>>>>>
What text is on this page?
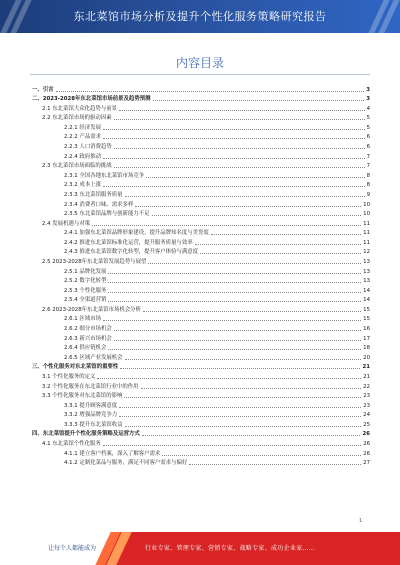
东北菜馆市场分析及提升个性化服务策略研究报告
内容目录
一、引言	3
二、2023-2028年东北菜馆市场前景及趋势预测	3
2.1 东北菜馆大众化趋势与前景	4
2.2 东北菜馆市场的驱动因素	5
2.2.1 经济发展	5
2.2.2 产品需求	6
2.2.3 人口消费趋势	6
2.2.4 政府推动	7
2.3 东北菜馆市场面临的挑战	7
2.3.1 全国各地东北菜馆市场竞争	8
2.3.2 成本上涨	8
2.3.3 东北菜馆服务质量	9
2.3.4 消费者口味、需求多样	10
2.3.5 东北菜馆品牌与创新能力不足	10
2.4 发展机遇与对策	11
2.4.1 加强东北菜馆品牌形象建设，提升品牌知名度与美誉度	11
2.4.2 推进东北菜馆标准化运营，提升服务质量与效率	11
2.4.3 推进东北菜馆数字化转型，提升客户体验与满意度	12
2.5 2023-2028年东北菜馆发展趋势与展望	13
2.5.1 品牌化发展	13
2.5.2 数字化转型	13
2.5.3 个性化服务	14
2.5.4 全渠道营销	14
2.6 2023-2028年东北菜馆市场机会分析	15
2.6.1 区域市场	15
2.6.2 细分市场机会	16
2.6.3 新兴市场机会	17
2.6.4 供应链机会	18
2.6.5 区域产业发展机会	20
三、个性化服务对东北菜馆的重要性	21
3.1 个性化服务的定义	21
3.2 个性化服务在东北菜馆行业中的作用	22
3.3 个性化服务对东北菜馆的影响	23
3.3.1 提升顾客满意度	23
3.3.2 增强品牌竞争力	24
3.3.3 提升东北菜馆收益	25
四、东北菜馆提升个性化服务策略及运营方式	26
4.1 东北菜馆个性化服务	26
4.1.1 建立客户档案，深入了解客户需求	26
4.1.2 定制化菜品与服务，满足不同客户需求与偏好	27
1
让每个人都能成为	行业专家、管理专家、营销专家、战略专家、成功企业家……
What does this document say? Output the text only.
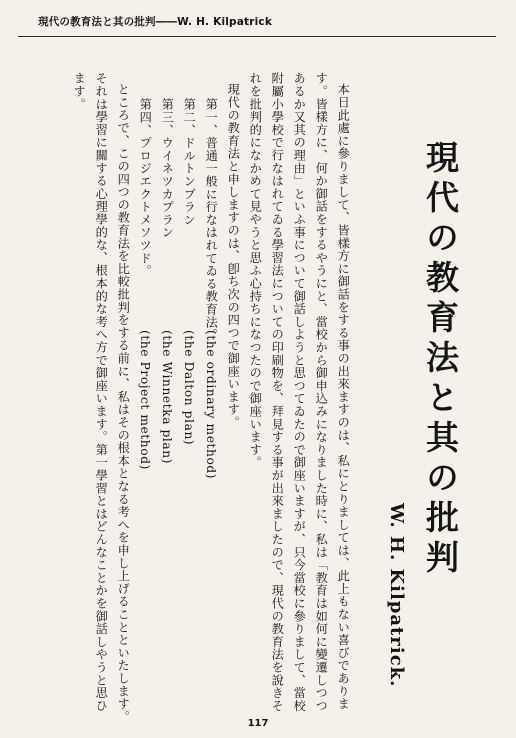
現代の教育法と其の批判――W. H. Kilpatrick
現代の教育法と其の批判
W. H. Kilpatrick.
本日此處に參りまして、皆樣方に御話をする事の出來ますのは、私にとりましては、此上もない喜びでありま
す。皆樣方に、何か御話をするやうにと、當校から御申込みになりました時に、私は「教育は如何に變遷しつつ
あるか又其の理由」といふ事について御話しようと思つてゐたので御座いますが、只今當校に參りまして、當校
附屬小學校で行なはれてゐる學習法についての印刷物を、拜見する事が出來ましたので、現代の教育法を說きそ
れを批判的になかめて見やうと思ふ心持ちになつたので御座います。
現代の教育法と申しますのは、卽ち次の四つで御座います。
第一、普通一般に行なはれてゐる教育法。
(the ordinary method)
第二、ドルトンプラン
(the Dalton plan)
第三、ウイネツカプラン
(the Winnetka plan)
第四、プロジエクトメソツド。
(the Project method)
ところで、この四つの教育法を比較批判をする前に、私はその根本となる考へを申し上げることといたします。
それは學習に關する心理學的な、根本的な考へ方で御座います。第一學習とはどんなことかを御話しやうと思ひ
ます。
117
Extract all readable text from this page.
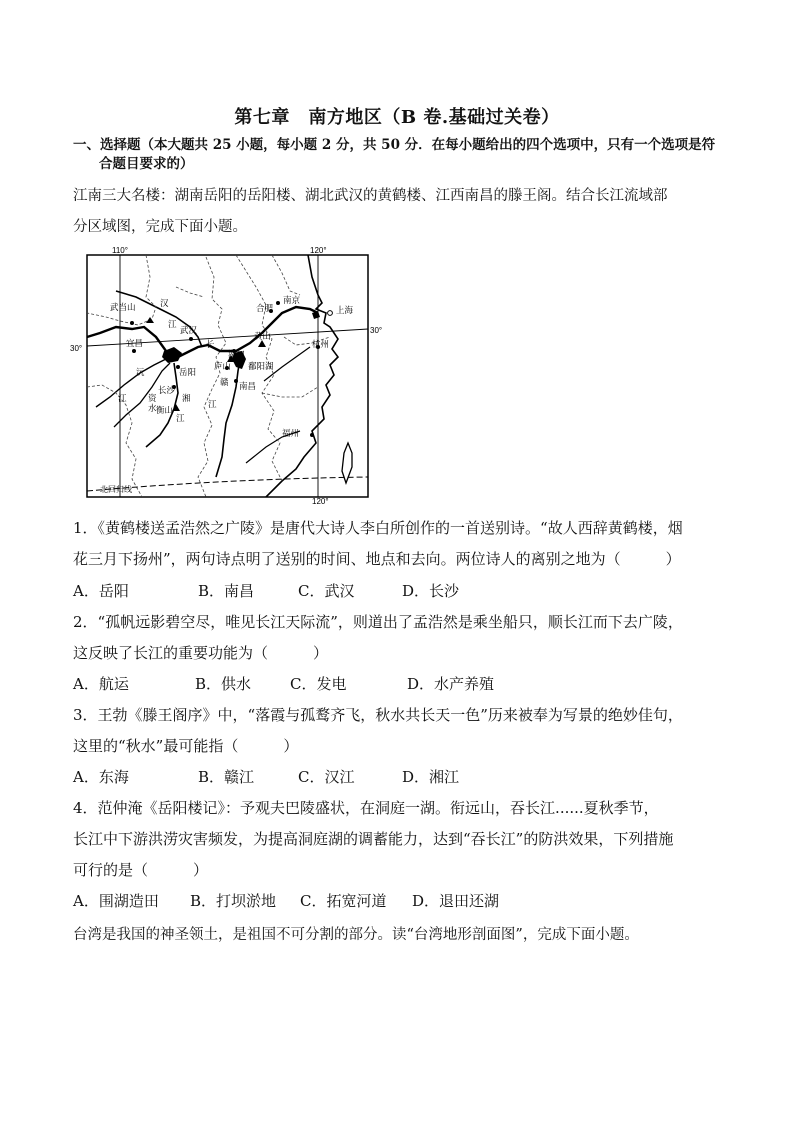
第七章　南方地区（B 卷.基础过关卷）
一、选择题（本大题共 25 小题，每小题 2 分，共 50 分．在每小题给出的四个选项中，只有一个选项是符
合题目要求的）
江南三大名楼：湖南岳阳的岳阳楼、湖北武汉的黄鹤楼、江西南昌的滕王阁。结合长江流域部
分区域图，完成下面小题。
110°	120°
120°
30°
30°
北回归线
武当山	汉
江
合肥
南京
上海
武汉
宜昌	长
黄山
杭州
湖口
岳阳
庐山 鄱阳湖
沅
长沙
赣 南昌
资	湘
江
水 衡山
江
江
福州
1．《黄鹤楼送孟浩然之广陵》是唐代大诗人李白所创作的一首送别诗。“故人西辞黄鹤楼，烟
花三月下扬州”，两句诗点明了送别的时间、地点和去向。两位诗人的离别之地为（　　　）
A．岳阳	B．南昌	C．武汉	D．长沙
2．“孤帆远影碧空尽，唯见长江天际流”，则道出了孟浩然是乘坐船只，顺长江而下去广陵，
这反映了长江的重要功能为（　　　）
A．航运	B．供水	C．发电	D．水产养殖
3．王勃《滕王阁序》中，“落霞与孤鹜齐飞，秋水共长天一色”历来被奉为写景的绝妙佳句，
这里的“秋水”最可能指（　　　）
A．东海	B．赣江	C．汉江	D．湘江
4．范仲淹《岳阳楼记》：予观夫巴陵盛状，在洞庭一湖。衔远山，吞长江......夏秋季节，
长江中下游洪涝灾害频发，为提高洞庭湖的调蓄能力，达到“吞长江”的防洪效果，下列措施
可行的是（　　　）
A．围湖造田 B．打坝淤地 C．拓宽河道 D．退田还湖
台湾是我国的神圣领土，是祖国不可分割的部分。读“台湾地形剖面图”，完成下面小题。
<<<<<
Make an exact copy of the records shown above, without the pictures.

What text is on this page?
东北菜馆市场分析及提升个性化服务策略研究报告
内容目录
一、引言	3
二、2023-2028年东北菜馆市场前景及趋势预测	3
2.1 东北菜馆大众化趋势与前景	4
2.2 东北菜馆市场的驱动因素	5
2.2.1 经济发展	5
2.2.2 产品需求	6
2.2.3 人口消费趋势	6
2.2.4 政府推动	7
2.3 东北菜馆市场面临的挑战	7
2.3.1 全国各地东北菜馆市场竞争	8
2.3.2 成本上涨	8
2.3.3 东北菜馆服务质量	9
2.3.4 消费者口味、需求多样	10
2.3.5 东北菜馆品牌与创新能力不足	10
2.4 发展机遇与对策	11
2.4.1 加强东北菜馆品牌形象建设，提升品牌知名度与美誉度	11
2.4.2 推进东北菜馆标准化运营，提升服务质量与效率	11
2.4.3 推进东北菜馆数字化转型，提升客户体验与满意度	12
2.5 2023-2028年东北菜馆发展趋势与展望	13
2.5.1 品牌化发展	13
2.5.2 数字化转型	13
2.5.3 个性化服务	14
2.5.4 全渠道营销	14
2.6 2023-2028年东北菜馆市场机会分析	15
2.6.1 区域市场	15
2.6.2 细分市场机会	16
2.6.3 新兴市场机会	17
2.6.4 供应链机会	18
2.6.5 区域产业发展机会	20
三、个性化服务对东北菜馆的重要性	21
3.1 个性化服务的定义	21
3.2 个性化服务在东北菜馆行业中的作用	22
3.3 个性化服务对东北菜馆的影响	23
3.3.1 提升顾客满意度	23
3.3.2 增强品牌竞争力	24
3.3.3 提升东北菜馆收益	25
四、东北菜馆提升个性化服务策略及运营方式	26
4.1 东北菜馆个性化服务	26
4.1.1 建立客户档案，深入了解客户需求	26
4.1.2 定制化菜品与服务，满足不同客户需求与偏好	27
1
让每个人都能成为	行业专家、管理专家、营销专家、战略专家、成功企业家……
What does this document say? Output the text only.
現代の教育法と其の批判――W. H. Kilpatrick
現代の教育法と其の批判
W. H. Kilpatrick.
本日此處に參りまして、皆樣方に御話をする事の出來ますのは、私にとりましては、此上もない喜びでありま
す。皆樣方に、何か御話をするやうにと、當校から御申込みになりました時に、私は「教育は如何に變遷しつつ
あるか又其の理由」といふ事について御話しようと思つてゐたので御座いますが、只今當校に參りまして、當校
附屬小學校で行なはれてゐる學習法についての印刷物を、拜見する事が出來ましたので、現代の教育法を說きそ
れを批判的になかめて見やうと思ふ心持ちになつたので御座います。
現代の教育法と申しますのは、卽ち次の四つで御座います。
第一、普通一般に行なはれてゐる教育法。
(the ordinary method)
第二、ドルトンプラン
(the Dalton plan)
第三、ウイネツカプラン
(the Winnetka plan)
第四、プロジエクトメソツド。
(the Project method)
ところで、この四つの教育法を比較批判をする前に、私はその根本となる考へを申し上げることといたします。
それは學習に關する心理學的な、根本的な考へ方で御座います。第一學習とはどんなことかを御話しやうと思ひ
ます。
117
Extract all readable text from this page.
第七章　南方地区（B 卷.基础过关卷）
一、选择题（本大题共 25 小题，每小题 2 分，共 50 分．在每小题给出的四个选项中，只有一个选项是符
合题目要求的）
江南三大名楼：湖南岳阳的岳阳楼、湖北武汉的黄鹤楼、江西南昌的滕王阁。结合长江流域部
分区域图，完成下面小题。
110°	120°
120°
30°
30°
北回归线
武当山	汉
江
合肥
南京
上海
武汉
宜昌	长
黄山
杭州
湖口
岳阳
庐山 鄱阳湖
沅
长沙
赣 南昌
资	湘
江
水 衡山
江
江
福州
1．《黄鹤楼送孟浩然之广陵》是唐代大诗人李白所创作的一首送别诗。“故人西辞黄鹤楼，烟
花三月下扬州”，两句诗点明了送别的时间、地点和去向。两位诗人的离别之地为（　　　）
A．岳阳	B．南昌	C．武汉	D．长沙
2．“孤帆远影碧空尽，唯见长江天际流”，则道出了孟浩然是乘坐船只，顺长江而下去广陵，
这反映了长江的重要功能为（　　　）
A．航运	B．供水	C．发电	D．水产养殖
3．王勃《滕王阁序》中，“落霞与孤鹜齐飞，秋水共长天一色”历来被奉为写景的绝妙佳句，
这里的“秋水”最可能指（　　　）
A．东海	B．赣江	C．汉江	D．湘江
4．范仲淹《岳阳楼记》：予观夫巴陵盛状，在洞庭一湖。衔远山，吞长江......夏秋季节，
长江中下游洪涝灾害频发，为提高洞庭湖的调蓄能力，达到“吞长江”的防洪效果，下列措施
可行的是（　　　）
A．围湖造田 B．打坝淤地 C．拓宽河道 D．退田还湖
台湾是我国的神圣领土，是祖国不可分割的部分。读“台湾地形剖面图”，完成下面小题。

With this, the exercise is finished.